- _Task to carry out_
Go through the listing and write out all of it exactly.

━━━━━━━━━━━━━━━━

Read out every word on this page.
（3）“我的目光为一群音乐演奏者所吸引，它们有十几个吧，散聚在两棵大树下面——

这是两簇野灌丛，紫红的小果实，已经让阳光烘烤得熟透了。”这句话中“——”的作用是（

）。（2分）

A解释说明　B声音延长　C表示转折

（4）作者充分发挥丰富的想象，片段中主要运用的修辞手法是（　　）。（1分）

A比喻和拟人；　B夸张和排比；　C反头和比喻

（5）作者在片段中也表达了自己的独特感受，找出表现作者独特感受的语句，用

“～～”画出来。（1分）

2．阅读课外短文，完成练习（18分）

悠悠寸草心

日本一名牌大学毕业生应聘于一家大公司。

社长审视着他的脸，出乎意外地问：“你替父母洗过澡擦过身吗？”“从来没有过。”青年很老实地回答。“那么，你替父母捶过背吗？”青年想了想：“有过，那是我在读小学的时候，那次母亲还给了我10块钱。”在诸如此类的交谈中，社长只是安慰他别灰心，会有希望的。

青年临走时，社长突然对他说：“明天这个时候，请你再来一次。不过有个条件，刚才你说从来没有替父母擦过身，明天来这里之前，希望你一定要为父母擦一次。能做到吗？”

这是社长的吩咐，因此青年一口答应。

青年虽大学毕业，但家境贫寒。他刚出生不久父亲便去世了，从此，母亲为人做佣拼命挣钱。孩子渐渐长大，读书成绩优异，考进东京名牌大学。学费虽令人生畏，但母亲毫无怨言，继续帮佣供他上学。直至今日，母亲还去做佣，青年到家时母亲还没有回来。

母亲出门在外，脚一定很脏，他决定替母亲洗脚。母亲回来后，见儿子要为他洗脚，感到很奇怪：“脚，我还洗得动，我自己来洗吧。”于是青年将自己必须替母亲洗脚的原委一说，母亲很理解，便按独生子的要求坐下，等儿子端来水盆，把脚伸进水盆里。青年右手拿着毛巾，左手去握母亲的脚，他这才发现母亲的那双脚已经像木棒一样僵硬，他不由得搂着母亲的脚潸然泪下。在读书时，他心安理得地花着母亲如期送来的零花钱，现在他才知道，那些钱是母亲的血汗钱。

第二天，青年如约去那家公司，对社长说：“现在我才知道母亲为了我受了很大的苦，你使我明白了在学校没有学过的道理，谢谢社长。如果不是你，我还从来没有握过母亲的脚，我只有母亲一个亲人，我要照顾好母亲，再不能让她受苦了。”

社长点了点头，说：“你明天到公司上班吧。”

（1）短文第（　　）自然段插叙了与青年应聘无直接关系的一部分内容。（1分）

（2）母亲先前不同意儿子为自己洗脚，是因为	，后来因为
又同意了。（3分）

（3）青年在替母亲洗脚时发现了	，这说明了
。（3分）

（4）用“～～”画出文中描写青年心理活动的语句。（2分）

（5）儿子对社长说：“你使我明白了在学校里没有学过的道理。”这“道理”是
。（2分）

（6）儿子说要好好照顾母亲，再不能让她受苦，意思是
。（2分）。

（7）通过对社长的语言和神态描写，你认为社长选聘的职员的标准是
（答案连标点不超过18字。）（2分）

━━━━━━━━━━━━━━━━

- _Written reply_
Read out every word on this page.
（3）“我的目光为一群音乐演奏者所吸引，它们有十几个吧，散聚在两棵大树下面——

这是两簇野灌丛，紫红的小果实，已经让阳光烘烤得熟透了。”这句话中“——”的作用是（

）。（2分）

A解释说明　B声音延长　C表示转折

（4）作者充分发挥丰富的想象，片段中主要运用的修辞手法是（　　）。（1分）

A比喻和拟人；　B夸张和排比；　C反头和比喻

（5）作者在片段中也表达了自己的独特感受，找出表现作者独特感受的语句，用

“～～”画出来。（1分）

2．阅读课外短文，完成练习（18分）

悠悠寸草心

日本一名牌大学毕业生应聘于一家大公司。

社长审视着他的脸，出乎意外地问：“你替父母洗过澡擦过身吗？”“从来没有过。”青年很老实地回答。“那么，你替父母捶过背吗？”青年想了想：“有过，那是我在读小学的时候，那次母亲还给了我10块钱。”在诸如此类的交谈中，社长只是安慰他别灰心，会有希望的。

青年临走时，社长突然对他说：“明天这个时候，请你再来一次。不过有个条件，刚才你说从来没有替父母擦过身，明天来这里之前，希望你一定要为父母擦一次。能做到吗？”

这是社长的吩咐，因此青年一口答应。

青年虽大学毕业，但家境贫寒。他刚出生不久父亲便去世了，从此，母亲为人做佣拼命挣钱。孩子渐渐长大，读书成绩优异，考进东京名牌大学。学费虽令人生畏，但母亲毫无怨言，继续帮佣供他上学。直至今日，母亲还去做佣，青年到家时母亲还没有回来。

母亲出门在外，脚一定很脏，他决定替母亲洗脚。母亲回来后，见儿子要为他洗脚，感到很奇怪：“脚，我还洗得动，我自己来洗吧。”于是青年将自己必须替母亲洗脚的原委一说，母亲很理解，便按独生子的要求坐下，等儿子端来水盆，把脚伸进水盆里。青年右手拿着毛巾，左手去握母亲的脚，他这才发现母亲的那双脚已经像木棒一样僵硬，他不由得搂着母亲的脚潸然泪下。在读书时，他心安理得地花着母亲如期送来的零花钱，现在他才知道，那些钱是母亲的血汗钱。

第二天，青年如约去那家公司，对社长说：“现在我才知道母亲为了我受了很大的苦，你使我明白了在学校没有学过的道理，谢谢社长。如果不是你，我还从来没有握过母亲的脚，我只有母亲一个亲人，我要照顾好母亲，再不能让她受苦了。”

社长点了点头，说：“你明天到公司上班吧。”

（1）短文第（　　）自然段插叙了与青年应聘无直接关系的一部分内容。（1分）

（2）母亲先前不同意儿子为自己洗脚，是因为	，后来因为
又同意了。（3分）

（3）青年在替母亲洗脚时发现了	，这说明了
。（3分）

（4）用“～～”画出文中描写青年心理活动的语句。（2分）

（5）儿子对社长说：“你使我明白了在学校里没有学过的道理。”这“道理”是
。（2分）

（6）儿子说要好好照顾母亲，再不能让她受苦，意思是
。（2分）。

（7）通过对社长的语言和神态描写，你认为社长选聘的职员的标准是
（答案连标点不超过18字。）（2分）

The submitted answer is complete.